#### Problem description
From the entries below, gather each line containing the word "的结果是".

#### Task inputs
_ _ _

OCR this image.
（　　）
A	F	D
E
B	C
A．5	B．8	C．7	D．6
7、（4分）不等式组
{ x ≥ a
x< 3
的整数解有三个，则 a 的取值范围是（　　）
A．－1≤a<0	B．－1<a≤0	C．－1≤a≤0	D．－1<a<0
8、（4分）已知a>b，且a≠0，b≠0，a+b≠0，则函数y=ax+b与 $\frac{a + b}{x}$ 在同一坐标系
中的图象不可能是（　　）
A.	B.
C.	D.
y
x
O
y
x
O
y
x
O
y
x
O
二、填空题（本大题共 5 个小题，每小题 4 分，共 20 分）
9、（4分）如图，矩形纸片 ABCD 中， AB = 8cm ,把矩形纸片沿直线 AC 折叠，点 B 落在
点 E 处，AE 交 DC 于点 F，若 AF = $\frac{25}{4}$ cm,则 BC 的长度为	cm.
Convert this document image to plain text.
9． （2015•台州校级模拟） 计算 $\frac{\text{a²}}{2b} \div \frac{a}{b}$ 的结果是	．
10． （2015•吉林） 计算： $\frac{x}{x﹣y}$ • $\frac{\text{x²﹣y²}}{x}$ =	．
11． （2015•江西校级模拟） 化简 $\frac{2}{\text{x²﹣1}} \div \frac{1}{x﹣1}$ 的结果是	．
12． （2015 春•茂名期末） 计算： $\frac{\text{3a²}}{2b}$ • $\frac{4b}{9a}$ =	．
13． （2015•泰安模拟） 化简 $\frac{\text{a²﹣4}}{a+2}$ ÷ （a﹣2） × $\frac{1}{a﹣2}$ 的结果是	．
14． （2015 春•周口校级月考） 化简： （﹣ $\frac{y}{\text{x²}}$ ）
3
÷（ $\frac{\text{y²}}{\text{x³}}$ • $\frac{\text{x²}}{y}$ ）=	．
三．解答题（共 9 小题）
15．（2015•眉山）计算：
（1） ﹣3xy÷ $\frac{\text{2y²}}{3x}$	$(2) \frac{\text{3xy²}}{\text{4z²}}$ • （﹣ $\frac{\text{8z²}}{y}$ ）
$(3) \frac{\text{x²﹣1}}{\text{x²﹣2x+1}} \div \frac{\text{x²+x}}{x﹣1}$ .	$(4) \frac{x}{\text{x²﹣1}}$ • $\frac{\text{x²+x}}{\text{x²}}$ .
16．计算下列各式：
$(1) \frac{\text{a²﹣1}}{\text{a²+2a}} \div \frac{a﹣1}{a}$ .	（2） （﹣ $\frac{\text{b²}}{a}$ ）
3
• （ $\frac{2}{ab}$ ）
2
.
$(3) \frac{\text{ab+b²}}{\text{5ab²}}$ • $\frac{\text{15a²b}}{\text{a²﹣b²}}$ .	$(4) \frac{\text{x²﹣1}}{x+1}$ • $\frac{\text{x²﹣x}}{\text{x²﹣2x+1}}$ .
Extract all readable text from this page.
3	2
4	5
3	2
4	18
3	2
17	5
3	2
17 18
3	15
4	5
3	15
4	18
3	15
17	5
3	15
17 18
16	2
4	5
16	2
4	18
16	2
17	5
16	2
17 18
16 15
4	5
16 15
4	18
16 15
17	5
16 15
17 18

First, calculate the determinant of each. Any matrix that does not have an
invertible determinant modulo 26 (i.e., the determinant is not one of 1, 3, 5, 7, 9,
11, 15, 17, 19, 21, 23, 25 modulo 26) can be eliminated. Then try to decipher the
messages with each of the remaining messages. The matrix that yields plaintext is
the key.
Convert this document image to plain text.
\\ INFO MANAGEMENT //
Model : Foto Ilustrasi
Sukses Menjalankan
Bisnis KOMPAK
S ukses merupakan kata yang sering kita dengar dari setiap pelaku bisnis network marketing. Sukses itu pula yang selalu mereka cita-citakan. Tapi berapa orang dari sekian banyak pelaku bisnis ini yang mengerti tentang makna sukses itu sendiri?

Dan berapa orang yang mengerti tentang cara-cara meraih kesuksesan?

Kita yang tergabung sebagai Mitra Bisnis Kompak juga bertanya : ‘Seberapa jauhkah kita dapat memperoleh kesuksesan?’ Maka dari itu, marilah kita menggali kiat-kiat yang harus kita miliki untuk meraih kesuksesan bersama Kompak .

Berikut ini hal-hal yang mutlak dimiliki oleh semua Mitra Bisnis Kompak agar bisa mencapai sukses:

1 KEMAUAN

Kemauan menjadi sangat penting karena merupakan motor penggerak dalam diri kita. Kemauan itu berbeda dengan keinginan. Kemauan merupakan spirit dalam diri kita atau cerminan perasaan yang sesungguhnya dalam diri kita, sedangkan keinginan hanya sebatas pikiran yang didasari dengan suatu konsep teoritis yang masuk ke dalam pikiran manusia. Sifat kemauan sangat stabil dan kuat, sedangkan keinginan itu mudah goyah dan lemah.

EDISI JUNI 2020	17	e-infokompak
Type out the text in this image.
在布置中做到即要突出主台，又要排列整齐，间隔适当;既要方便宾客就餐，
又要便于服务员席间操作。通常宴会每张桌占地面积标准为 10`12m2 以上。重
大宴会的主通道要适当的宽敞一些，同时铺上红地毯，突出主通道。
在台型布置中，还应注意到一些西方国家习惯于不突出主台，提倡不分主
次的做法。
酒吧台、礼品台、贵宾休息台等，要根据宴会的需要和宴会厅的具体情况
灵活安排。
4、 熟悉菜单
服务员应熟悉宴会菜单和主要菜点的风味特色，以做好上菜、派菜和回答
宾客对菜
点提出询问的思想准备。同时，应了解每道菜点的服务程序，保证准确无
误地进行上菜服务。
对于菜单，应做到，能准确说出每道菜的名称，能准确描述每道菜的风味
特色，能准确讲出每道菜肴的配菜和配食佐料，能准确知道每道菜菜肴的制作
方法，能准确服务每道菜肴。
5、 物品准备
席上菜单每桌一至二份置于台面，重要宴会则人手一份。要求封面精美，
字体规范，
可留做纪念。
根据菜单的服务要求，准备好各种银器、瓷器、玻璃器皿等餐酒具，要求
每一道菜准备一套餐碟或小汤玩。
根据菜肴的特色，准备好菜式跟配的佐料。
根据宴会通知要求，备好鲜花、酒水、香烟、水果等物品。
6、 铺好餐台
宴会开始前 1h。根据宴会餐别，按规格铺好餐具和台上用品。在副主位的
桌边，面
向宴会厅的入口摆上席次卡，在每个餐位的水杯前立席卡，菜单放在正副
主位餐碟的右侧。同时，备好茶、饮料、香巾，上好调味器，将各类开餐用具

_ _ _

#### Exercise result
9． （2015•台州校级模拟） 计算 $\frac{\text{a²}}{2b} \div \frac{a}{b}$ 的结果是	．
11． （2015•江西校级模拟） 化简 $\frac{2}{\text{x²﹣1}} \div \frac{1}{x﹣1}$ 的结果是	．
13． （2015•泰安模拟） 化简 $\frac{\text{a²﹣4}}{a+2}$ ÷ （a﹣2） × $\frac{1}{a﹣2}$ 的结果是	．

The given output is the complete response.